#### Selected passage

Terry asks: I would like to bake some cookies for Christmas and I’m confused. I haven’t baked for many years, and the recipes call for butter and Crisco. I have the butter, but I don’t have the Crisco. Could I substitute all butter? I want to bake: thumb prints, snow balls, twice-baked cookies, oatmeal, and several others. I would appreciate your help.
Baking S.O.S. says: Sure, you can certainly substitute butter equally (meaning use the same amount) in place of Crisco in cookie recipes. In fact, I prefer the taste of all butter over vegetable shortening.
There was a time when it was believed that vegetable shortening was actually better for your health than butter, so many old cookie recipes call for vegetable shortening for at least part of the fat. But now that we know that hydrogenated oils are actually worse for our health than butter, there has been a shift back to baking with all butter. So it’s perfectly fine to make that adjustment yourself, regardless of what the recipe calls for.

########
#### Material shown

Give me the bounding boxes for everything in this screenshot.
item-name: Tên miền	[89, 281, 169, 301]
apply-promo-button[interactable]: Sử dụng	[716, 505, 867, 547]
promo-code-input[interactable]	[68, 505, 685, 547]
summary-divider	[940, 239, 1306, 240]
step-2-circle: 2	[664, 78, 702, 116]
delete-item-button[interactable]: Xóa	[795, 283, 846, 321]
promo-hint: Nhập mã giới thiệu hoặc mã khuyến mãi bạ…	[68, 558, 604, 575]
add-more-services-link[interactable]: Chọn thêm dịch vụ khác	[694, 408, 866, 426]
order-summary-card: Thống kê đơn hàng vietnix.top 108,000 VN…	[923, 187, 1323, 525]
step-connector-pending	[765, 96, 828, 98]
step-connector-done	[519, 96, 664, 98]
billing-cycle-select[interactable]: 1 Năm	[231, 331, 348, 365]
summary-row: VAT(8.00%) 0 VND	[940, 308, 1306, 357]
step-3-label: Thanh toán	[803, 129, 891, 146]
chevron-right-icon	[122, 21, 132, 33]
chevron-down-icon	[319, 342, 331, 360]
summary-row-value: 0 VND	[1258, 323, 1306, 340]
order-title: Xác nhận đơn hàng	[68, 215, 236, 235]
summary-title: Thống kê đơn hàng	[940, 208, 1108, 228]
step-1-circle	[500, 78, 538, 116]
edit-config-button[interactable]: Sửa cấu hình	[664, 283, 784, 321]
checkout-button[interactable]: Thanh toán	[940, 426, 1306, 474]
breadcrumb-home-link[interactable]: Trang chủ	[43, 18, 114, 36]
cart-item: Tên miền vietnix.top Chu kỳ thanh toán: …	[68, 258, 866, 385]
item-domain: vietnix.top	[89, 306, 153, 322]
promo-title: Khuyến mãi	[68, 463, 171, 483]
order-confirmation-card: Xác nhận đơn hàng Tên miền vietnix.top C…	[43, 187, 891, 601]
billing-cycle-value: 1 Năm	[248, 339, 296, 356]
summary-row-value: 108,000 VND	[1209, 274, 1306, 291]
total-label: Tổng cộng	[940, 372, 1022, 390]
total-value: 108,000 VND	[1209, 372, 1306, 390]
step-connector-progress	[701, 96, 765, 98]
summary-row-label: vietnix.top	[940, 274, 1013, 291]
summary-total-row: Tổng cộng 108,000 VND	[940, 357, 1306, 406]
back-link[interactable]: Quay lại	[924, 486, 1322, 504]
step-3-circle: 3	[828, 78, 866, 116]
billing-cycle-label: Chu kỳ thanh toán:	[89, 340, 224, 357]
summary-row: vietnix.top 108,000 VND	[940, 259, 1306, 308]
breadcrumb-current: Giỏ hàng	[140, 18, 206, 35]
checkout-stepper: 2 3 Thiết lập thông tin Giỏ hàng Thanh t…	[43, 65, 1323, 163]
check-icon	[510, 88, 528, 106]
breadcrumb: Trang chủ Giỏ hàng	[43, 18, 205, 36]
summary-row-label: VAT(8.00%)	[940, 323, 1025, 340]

########

> _Required work_: In the baking advice on using butter instead of Crisco, could you rewrite the stretch from "Baking S.O.S. says: Sure, you" through "recipe calls for." with "vegetable shortening" changed to "shortening" throughout?

> _Response to this exercise_:
Baking S.O.S. says: Sure, you can certainly substitute butter equally (meaning use the same amount) in place of Crisco in cookie recipes. In fact, I prefer the taste of all butter over shortening.
There was a time when it was believed that shortening was actually better for your health than butter, so many old cookie recipes call for shortening for at least part of the fat. But now that we know that hydrogenated oils are actually worse for our health than butter, there has been a shift back to baking with all butter. So it’s perfectly fine to make that adjustment yourself, regardless of what the recipe calls for.